> [WORK TO DO]: Make an exact copy of the records, with the pictures left out.

══ PROVIDED MATERIAL ══

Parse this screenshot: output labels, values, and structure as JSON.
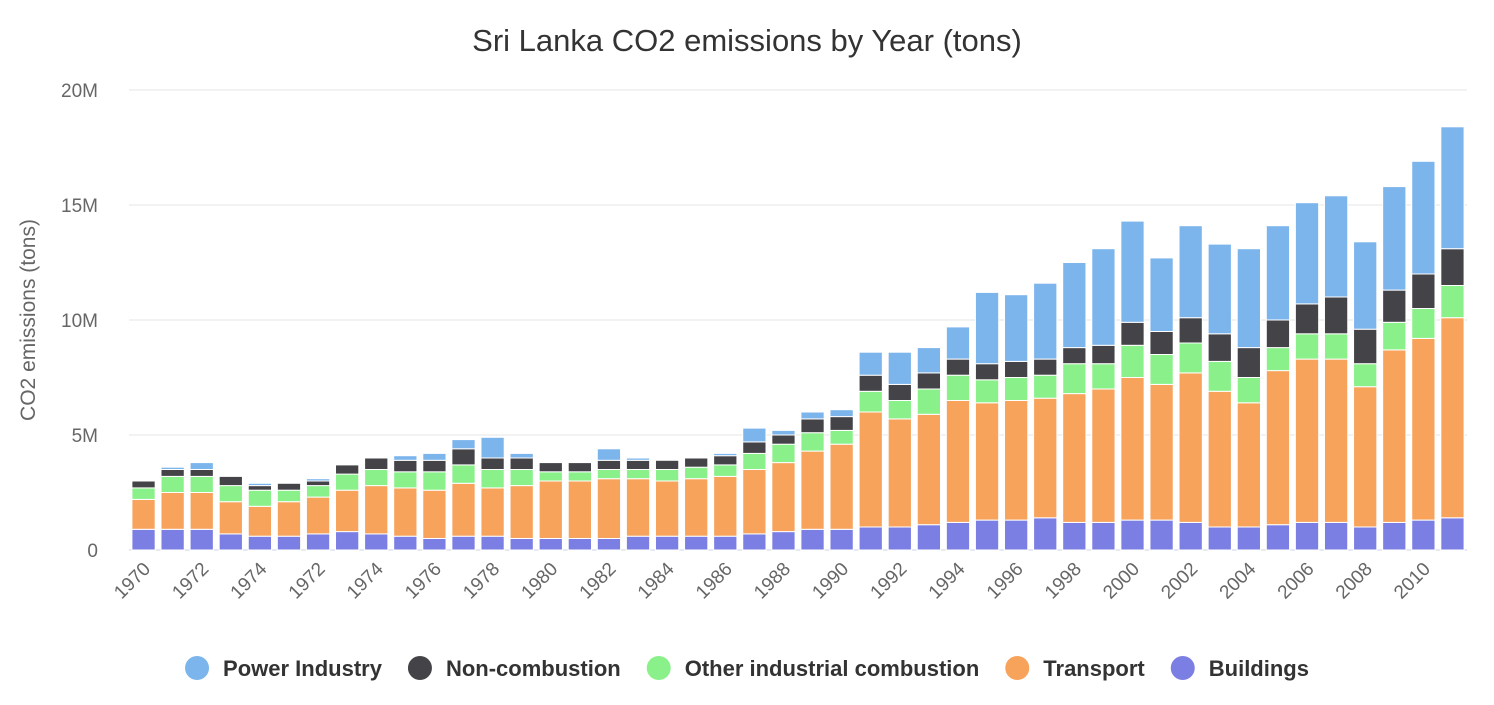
{
  "chart_data": {
    "type": "bar",
    "stacked": true,
    "title": "Sri Lanka CO2 emissions by Year (tons)",
    "ylabel": "CO2 emissions (tons)",
    "xlabel": "",
    "ylim": [
      0,
      20000000
    ],
    "yticks": [
      0,
      5000000,
      10000000,
      15000000,
      20000000
    ],
    "ytick_labels": [
      "0",
      "5M",
      "10M",
      "15M",
      "20M"
    ],
    "grid": true,
    "legend_position": "bottom",
    "categories": [
      "1970",
      "1971",
      "1972",
      "1973",
      "1974",
      "1975",
      "1972",
      "1977",
      "1974",
      "1979",
      "1976",
      "1981",
      "1978",
      "1983",
      "1980",
      "1985",
      "1982",
      "1987",
      "1984",
      "1989",
      "1986",
      "1991",
      "1988",
      "1993",
      "1990",
      "1995",
      "1992",
      "1997",
      "1994",
      "1999",
      "1996",
      "2001",
      "1998",
      "2003",
      "2000",
      "2005",
      "2002",
      "2007",
      "2004",
      "2009",
      "2006",
      "2011",
      "2008",
      "2013",
      "2010",
      "2015"
    ],
    "visible_tick_indices": [
      0,
      2,
      4,
      6,
      8,
      10,
      12,
      14,
      16,
      18,
      20,
      22,
      24,
      26,
      28,
      30,
      32,
      34,
      36,
      38,
      40,
      42,
      44
    ],
    "series": [
      {
        "name": "Buildings",
        "color": "#7b7fe3",
        "values": [
          900000,
          900000,
          900000,
          700000,
          600000,
          600000,
          700000,
          800000,
          700000,
          600000,
          500000,
          600000,
          600000,
          500000,
          500000,
          500000,
          500000,
          600000,
          600000,
          600000,
          600000,
          700000,
          800000,
          900000,
          900000,
          1000000,
          1000000,
          1100000,
          1200000,
          1300000,
          1300000,
          1400000,
          1200000,
          1200000,
          1300000,
          1300000,
          1200000,
          1000000,
          1000000,
          1100000,
          1200000,
          1200000,
          1000000,
          1200000,
          1300000,
          1400000
        ]
      },
      {
        "name": "Transport",
        "color": "#f7a35c",
        "values": [
          1300000,
          1600000,
          1600000,
          1400000,
          1300000,
          1500000,
          1600000,
          1800000,
          2100000,
          2100000,
          2100000,
          2300000,
          2100000,
          2300000,
          2500000,
          2500000,
          2600000,
          2500000,
          2400000,
          2500000,
          2600000,
          2800000,
          3000000,
          3400000,
          3700000,
          5000000,
          4700000,
          4800000,
          5300000,
          5100000,
          5200000,
          5200000,
          5600000,
          5800000,
          6200000,
          5900000,
          6500000,
          5900000,
          5400000,
          6700000,
          7100000,
          7100000,
          6100000,
          7500000,
          7900000,
          8700000
        ]
      },
      {
        "name": "Other industrial combustion",
        "color": "#8af08a",
        "values": [
          500000,
          700000,
          700000,
          700000,
          700000,
          500000,
          500000,
          700000,
          700000,
          700000,
          800000,
          800000,
          800000,
          700000,
          400000,
          400000,
          400000,
          400000,
          500000,
          500000,
          500000,
          700000,
          800000,
          800000,
          600000,
          900000,
          800000,
          1100000,
          1100000,
          1000000,
          1000000,
          1000000,
          1300000,
          1100000,
          1400000,
          1300000,
          1300000,
          1300000,
          1100000,
          1000000,
          1100000,
          1100000,
          1000000,
          1200000,
          1300000,
          1400000
        ]
      },
      {
        "name": "Non-combustion",
        "color": "#434348",
        "values": [
          300000,
          300000,
          300000,
          400000,
          200000,
          300000,
          200000,
          400000,
          500000,
          500000,
          500000,
          700000,
          500000,
          500000,
          400000,
          400000,
          400000,
          400000,
          400000,
          400000,
          400000,
          500000,
          400000,
          600000,
          600000,
          700000,
          700000,
          700000,
          700000,
          700000,
          700000,
          700000,
          700000,
          800000,
          1000000,
          1000000,
          1100000,
          1200000,
          1300000,
          1200000,
          1300000,
          1600000,
          1500000,
          1400000,
          1500000,
          1600000
        ]
      },
      {
        "name": "Power Industry",
        "color": "#7cb5ec",
        "values": [
          0,
          100000,
          300000,
          0,
          100000,
          0,
          100000,
          0,
          0,
          200000,
          300000,
          400000,
          900000,
          200000,
          0,
          0,
          500000,
          100000,
          0,
          0,
          100000,
          600000,
          200000,
          300000,
          300000,
          1000000,
          1400000,
          1100000,
          1400000,
          3100000,
          2900000,
          3300000,
          3700000,
          4200000,
          4400000,
          3200000,
          4000000,
          3900000,
          4300000,
          4100000,
          4400000,
          4400000,
          3800000,
          4500000,
          4900000,
          5300000
        ]
      }
    ]
  }
}
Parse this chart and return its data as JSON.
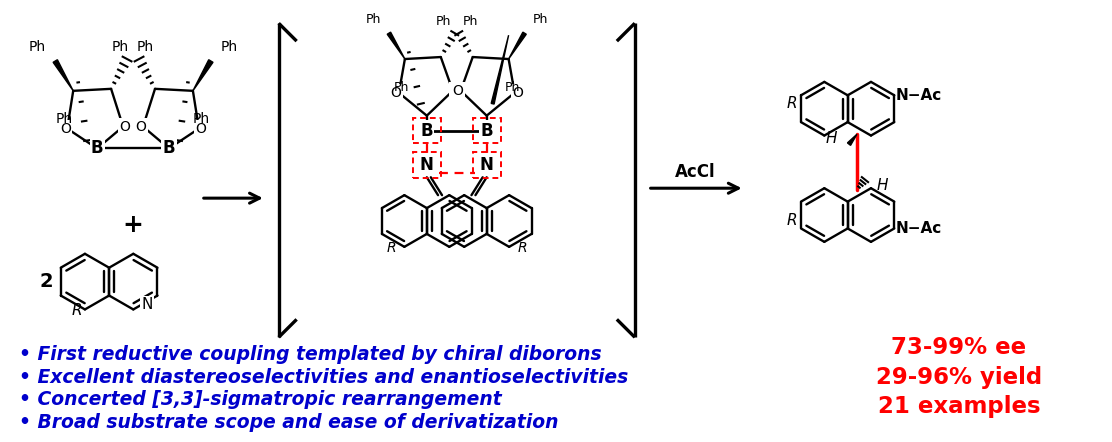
{
  "bullet_points": [
    "• First reductive coupling templated by chiral diborons",
    "• Excellent diastereoselectivities and enantioselectivities",
    "• Concerted [3,3]-sigmatropic rearrangement",
    "• Broad substrate scope and ease of derivatization"
  ],
  "results": [
    "73-99% ee",
    "29-96% yield",
    "21 examples"
  ],
  "bullet_color": "#0000CC",
  "result_color": "#FF0000",
  "background_color": "#FFFFFF",
  "bullet_fontsize": 13.5,
  "result_fontsize": 16.5
}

═══

> [SOLUTION FOR THIS EXERCISE]:
Parse this screenshot: output labels, values, and structure as JSON.
{
  "chart_data": {
    "type": "bar",
    "stacked": true,
    "title": "Sri Lanka CO2 emissions by Year (tons)",
    "ylabel": "CO2 emissions (tons)",
    "xlabel": "",
    "ylim": [
      0,
      20000000
    ],
    "yticks": [
      0,
      5000000,
      10000000,
      15000000,
      20000000
    ],
    "ytick_labels": [
      "0",
      "5M",
      "10M",
      "15M",
      "20M"
    ],
    "grid": true,
    "legend_position": "bottom",
    "categories": [
      "1970",
      "1971",
      "1972",
      "1973",
      "1974",
      "1975",
      "1972",
      "1977",
      "1974",
      "1979",
      "1976",
      "1981",
      "1978",
      "1983",
      "1980",
      "1985",
      "1982",
      "1987",
      "1984",
      "1989",
      "1986",
      "1991",
      "1988",
      "1993",
      "1990",
      "1995",
      "1992",
      "1997",
      "1994",
      "1999",
      "1996",
      "2001",
      "1998",
      "2003",
      "2000",
      "2005",
      "2002",
      "2007",
      "2004",
      "2009",
      "2006",
      "2011",
      "2008",
      "2013",
      "2010",
      "2015"
    ],
    "visible_tick_indices": [
      0,
      2,
      4,
      6,
      8,
      10,
      12,
      14,
      16,
      18,
      20,
      22,
      24,
      26,
      28,
      30,
      32,
      34,
      36,
      38,
      40,
      42,
      44
    ],
    "series": [
      {
        "name": "Buildings",
        "color": "#7b7fe3",
        "values": [
          900000,
          900000,
          900000,
          700000,
          600000,
          600000,
          700000,
          800000,
          700000,
          600000,
          500000,
          600000,
          600000,
          500000,
          500000,
          500000,
          500000,
          600000,
          600000,
          600000,
          600000,
          700000,
          800000,
          900000,
          900000,
          1000000,
          1000000,
          1100000,
          1200000,
          1300000,
          1300000,
          1400000,
          1200000,
          1200000,
          1300000,
          1300000,
          1200000,
          1000000,
          1000000,
          1100000,
          1200000,
          1200000,
          1000000,
          1200000,
          1300000,
          1400000
        ]
      },
      {
        "name": "Transport",
        "color": "#f7a35c",
        "values": [
          1300000,
          1600000,
          1600000,
          1400000,
          1300000,
          1500000,
          1600000,
          1800000,
          2100000,
          2100000,
          2100000,
          2300000,
          2100000,
          2300000,
          2500000,
          2500000,
          2600000,
          2500000,
          2400000,
          2500000,
          2600000,
          2800000,
          3000000,
          3400000,
          3700000,
          5000000,
          4700000,
          4800000,
          5300000,
          5100000,
          5200000,
          5200000,
          5600000,
          5800000,
          6200000,
          5900000,
          6500000,
          5900000,
          5400000,
          6700000,
          7100000,
          7100000,
          6100000,
          7500000,
          7900000,
          8700000
        ]
      },
      {
        "name": "Other industrial combustion",
        "color": "#8af08a",
        "values": [
          500000,
          700000,
          700000,
          700000,
          700000,
          500000,
          500000,
          700000,
          700000,
          700000,
          800000,
          800000,
          800000,
          700000,
          400000,
          400000,
          400000,
          400000,
          500000,
          500000,
          500000,
          700000,
          800000,
          800000,
          600000,
          900000,
          800000,
          1100000,
          1100000,
          1000000,
          1000000,
          1000000,
          1300000,
          1100000,
          1400000,
          1300000,
          1300000,
          1300000,
          1100000,
          1000000,
          1100000,
          1100000,
          1000000,
          1200000,
          1300000,
          1400000
        ]
      },
      {
        "name": "Non-combustion",
        "color": "#434348",
        "values": [
          300000,
          300000,
          300000,
          400000,
          200000,
          300000,
          200000,
          400000,
          500000,
          500000,
          500000,
          700000,
          500000,
          500000,
          400000,
          400000,
          400000,
          400000,
          400000,
          400000,
          400000,
          500000,
          400000,
          600000,
          600000,
          700000,
          700000,
          700000,
          700000,
          700000,
          700000,
          700000,
          700000,
          800000,
          1000000,
          1000000,
          1100000,
          1200000,
          1300000,
          1200000,
          1300000,
          1600000,
          1500000,
          1400000,
          1500000,
          1600000
        ]
      },
      {
        "name": "Power Industry",
        "color": "#7cb5ec",
        "values": [
          0,
          100000,
          300000,
          0,
          100000,
          0,
          100000,
          0,
          0,
          200000,
          300000,
          400000,
          900000,
          200000,
          0,
          0,
          500000,
          100000,
          0,
          0,
          100000,
          600000,
          200000,
          300000,
          300000,
          1000000,
          1400000,
          1100000,
          1400000,
          3100000,
          2900000,
          3300000,
          3700000,
          4200000,
          4400000,
          3200000,
          4000000,
          3900000,
          4300000,
          4100000,
          4400000,
          4400000,
          3800000,
          4500000,
          4900000,
          5300000
        ]
      }
    ]
  }
}
Parse this chart and return its data as JSON.
{
  "bullet_points": [
    "• First reductive coupling templated by chiral diborons",
    "• Excellent diastereoselectivities and enantioselectivities",
    "• Concerted [3,3]-sigmatropic rearrangement",
    "• Broad substrate scope and ease of derivatization"
  ],
  "results": [
    "73-99% ee",
    "29-96% yield",
    "21 examples"
  ],
  "bullet_color": "#0000CC",
  "result_color": "#FF0000",
  "background_color": "#FFFFFF",
  "bullet_fontsize": 13.5,
  "result_fontsize": 16.5
}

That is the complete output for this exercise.